## TASK INSTRUCTIONS
Keep only those lines of the records that include the string "claims".

## RECORDS TO USE
○ ○ ○ ○ ○

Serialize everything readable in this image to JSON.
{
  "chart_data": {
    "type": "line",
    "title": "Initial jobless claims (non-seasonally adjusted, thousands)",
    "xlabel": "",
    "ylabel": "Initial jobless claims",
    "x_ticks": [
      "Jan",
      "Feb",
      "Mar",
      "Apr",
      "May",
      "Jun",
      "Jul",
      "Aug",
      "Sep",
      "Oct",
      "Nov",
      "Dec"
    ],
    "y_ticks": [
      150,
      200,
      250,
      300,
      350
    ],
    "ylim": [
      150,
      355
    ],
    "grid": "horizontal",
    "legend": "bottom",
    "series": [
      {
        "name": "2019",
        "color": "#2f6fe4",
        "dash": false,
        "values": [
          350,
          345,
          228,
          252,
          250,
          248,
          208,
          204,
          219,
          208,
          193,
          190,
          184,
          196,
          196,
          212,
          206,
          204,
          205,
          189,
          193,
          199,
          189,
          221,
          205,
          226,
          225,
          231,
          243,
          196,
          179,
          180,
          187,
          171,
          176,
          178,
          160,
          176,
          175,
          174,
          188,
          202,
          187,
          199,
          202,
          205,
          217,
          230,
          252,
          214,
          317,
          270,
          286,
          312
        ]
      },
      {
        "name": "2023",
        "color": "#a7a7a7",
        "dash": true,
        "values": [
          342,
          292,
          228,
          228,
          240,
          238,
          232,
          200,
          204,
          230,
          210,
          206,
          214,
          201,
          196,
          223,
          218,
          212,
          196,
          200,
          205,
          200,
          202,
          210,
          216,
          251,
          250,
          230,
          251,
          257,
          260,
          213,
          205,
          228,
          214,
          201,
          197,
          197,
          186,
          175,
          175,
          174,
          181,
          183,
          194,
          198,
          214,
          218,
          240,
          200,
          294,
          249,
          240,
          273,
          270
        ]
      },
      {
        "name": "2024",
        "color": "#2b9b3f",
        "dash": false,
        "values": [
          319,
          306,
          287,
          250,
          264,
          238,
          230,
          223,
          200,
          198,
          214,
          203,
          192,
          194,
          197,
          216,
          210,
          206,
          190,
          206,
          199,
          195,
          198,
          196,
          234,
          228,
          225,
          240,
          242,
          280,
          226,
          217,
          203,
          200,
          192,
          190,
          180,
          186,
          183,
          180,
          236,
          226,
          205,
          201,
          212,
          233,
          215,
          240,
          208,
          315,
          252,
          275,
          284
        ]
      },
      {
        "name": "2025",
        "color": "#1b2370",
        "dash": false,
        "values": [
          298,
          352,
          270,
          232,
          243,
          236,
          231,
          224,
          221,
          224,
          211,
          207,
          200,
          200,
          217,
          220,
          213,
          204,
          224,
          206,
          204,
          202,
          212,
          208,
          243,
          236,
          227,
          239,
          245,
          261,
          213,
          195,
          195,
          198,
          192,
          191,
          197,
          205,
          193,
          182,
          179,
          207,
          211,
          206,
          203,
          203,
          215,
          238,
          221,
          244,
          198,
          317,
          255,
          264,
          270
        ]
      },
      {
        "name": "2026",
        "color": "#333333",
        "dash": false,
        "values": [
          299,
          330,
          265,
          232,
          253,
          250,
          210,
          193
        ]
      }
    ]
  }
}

○ ○ ○ ○ ○

## SOLUTION
    "title": "Initial jobless claims (non-seasonally adjusted, thousands)",
    "ylabel": "Initial jobless claims",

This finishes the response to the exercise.